**DATA SHOWN**
######

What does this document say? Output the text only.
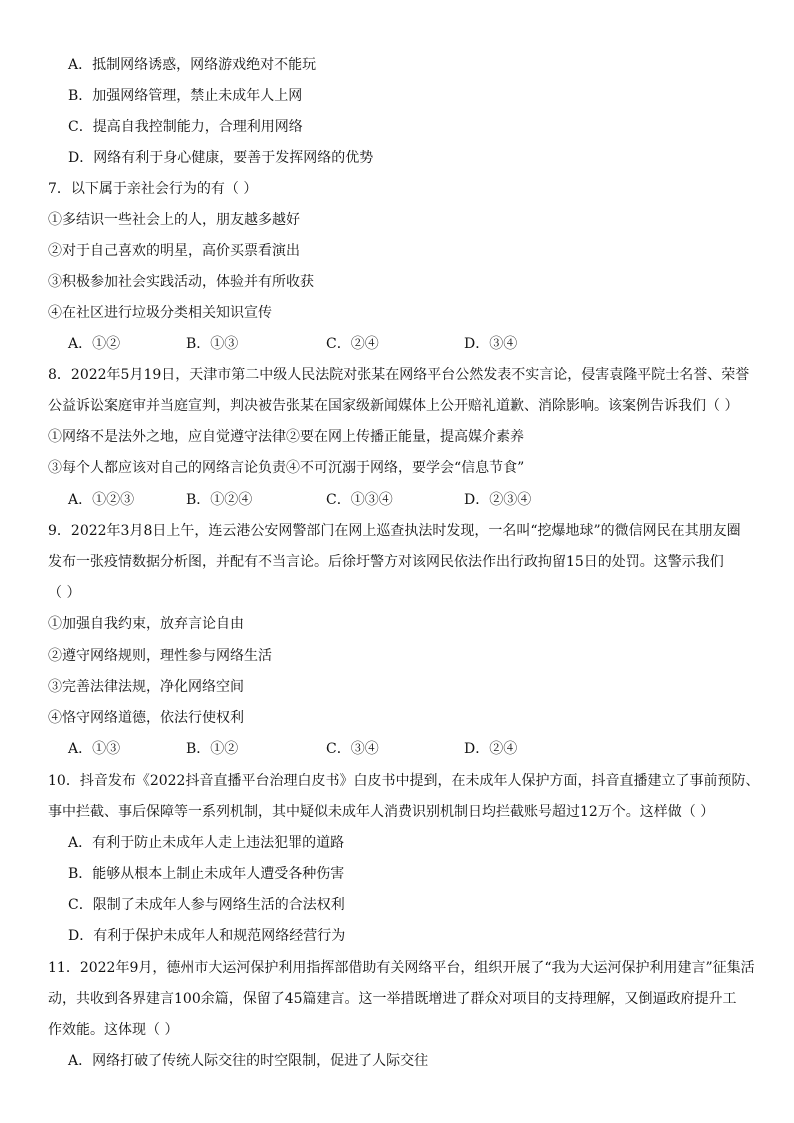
A．抵制网络诱惑，网络游戏绝对不能玩
B．加强网络管理，禁止未成年人上网
C．提高自我控制能力，合理利用网络
D．网络有利于身心健康，要善于发挥网络的优势
7．以下属于亲社会行为的有（ ）
①多结识一些社会上的人，朋友越多越好
②对于自己喜欢的明星，高价买票看演出
③积极参加社会实践活动，体验并有所收获
④在社区进行垃圾分类相关知识宣传
A．①②	B．①③	C．②④	D．③④
8．2022年5月19日，天津市第二中级人民法院对张某在网络平台公然发表不实言论，侵害袁隆平院士名誉、荣誉
公益诉讼案庭审并当庭宣判，判决被告张某在国家级新闻媒体上公开赔礼道歉、消除影响。该案例告诉我们（ ）
①网络不是法外之地，应自觉遵守法律②要在网上传播正能量，提高媒介素养
③每个人都应该对自己的网络言论负责④不可沉溺于网络，要学会“信息节食”
A．①②③	B．①②④	C．①③④	D．②③④
9．2022年3月8日上午，连云港公安网警部门在网上巡查执法时发现，一名叫“挖爆地球”的微信网民在其朋友圈
发布一张疫情数据分析图，并配有不当言论。后徐圩警方对该网民依法作出行政拘留15日的处罚。这警示我们
（ ）
①加强自我约束，放弃言论自由
②遵守网络规则，理性参与网络生活
③完善法律法规，净化网络空间
④恪守网络道德，依法行使权利
A．①③	B．①②	C．③④	D．②④
10．抖音发布《2022抖音直播平台治理白皮书》白皮书中提到，在未成年人保护方面，抖音直播建立了事前预防、
事中拦截、事后保障等一系列机制，其中疑似未成年人消费识别机制日均拦截账号超过12万个。这样做（ ）
A．有利于防止未成年人走上违法犯罪的道路
B．能够从根本上制止未成年人遭受各种伤害
C．限制了未成年人参与网络生活的合法权利
D．有利于保护未成年人和规范网络经营行为
11．2022年9月，德州市大运河保护利用指挥部借助有关网络平台，组织开展了“我为大运河保护利用建言”征集活
动，共收到各界建言100余篇，保留了45篇建言。这一举措既增进了群众对项目的支持理解，又倒逼政府提升工
作效能。这体现（ ）
A．网络打破了传统人际交往的时空限制，促进了人际交往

######

**WORK TO BE COMPLETED**
Output every entry word for word, but omit the pictures.

**OUTPUT OF THE TASK**
What does this document say? Output the text only.
A．抵制网络诱惑，网络游戏绝对不能玩
B．加强网络管理，禁止未成年人上网
C．提高自我控制能力，合理利用网络
D．网络有利于身心健康，要善于发挥网络的优势
7．以下属于亲社会行为的有（ ）
①多结识一些社会上的人，朋友越多越好
②对于自己喜欢的明星，高价买票看演出
③积极参加社会实践活动，体验并有所收获
④在社区进行垃圾分类相关知识宣传
A．①②	B．①③	C．②④	D．③④
8．2022年5月19日，天津市第二中级人民法院对张某在网络平台公然发表不实言论，侵害袁隆平院士名誉、荣誉
公益诉讼案庭审并当庭宣判，判决被告张某在国家级新闻媒体上公开赔礼道歉、消除影响。该案例告诉我们（ ）
①网络不是法外之地，应自觉遵守法律②要在网上传播正能量，提高媒介素养
③每个人都应该对自己的网络言论负责④不可沉溺于网络，要学会“信息节食”
A．①②③	B．①②④	C．①③④	D．②③④
9．2022年3月8日上午，连云港公安网警部门在网上巡查执法时发现，一名叫“挖爆地球”的微信网民在其朋友圈
发布一张疫情数据分析图，并配有不当言论。后徐圩警方对该网民依法作出行政拘留15日的处罚。这警示我们
（ ）
①加强自我约束，放弃言论自由
②遵守网络规则，理性参与网络生活
③完善法律法规，净化网络空间
④恪守网络道德，依法行使权利
A．①③	B．①②	C．③④	D．②④
10．抖音发布《2022抖音直播平台治理白皮书》白皮书中提到，在未成年人保护方面，抖音直播建立了事前预防、
事中拦截、事后保障等一系列机制，其中疑似未成年人消费识别机制日均拦截账号超过12万个。这样做（ ）
A．有利于防止未成年人走上违法犯罪的道路
B．能够从根本上制止未成年人遭受各种伤害
C．限制了未成年人参与网络生活的合法权利
D．有利于保护未成年人和规范网络经营行为
11．2022年9月，德州市大运河保护利用指挥部借助有关网络平台，组织开展了“我为大运河保护利用建言”征集活
动，共收到各界建言100余篇，保留了45篇建言。这一举措既增进了群众对项目的支持理解，又倒逼政府提升工
作效能。这体现（ ）
A．网络打破了传统人际交往的时空限制，促进了人际交往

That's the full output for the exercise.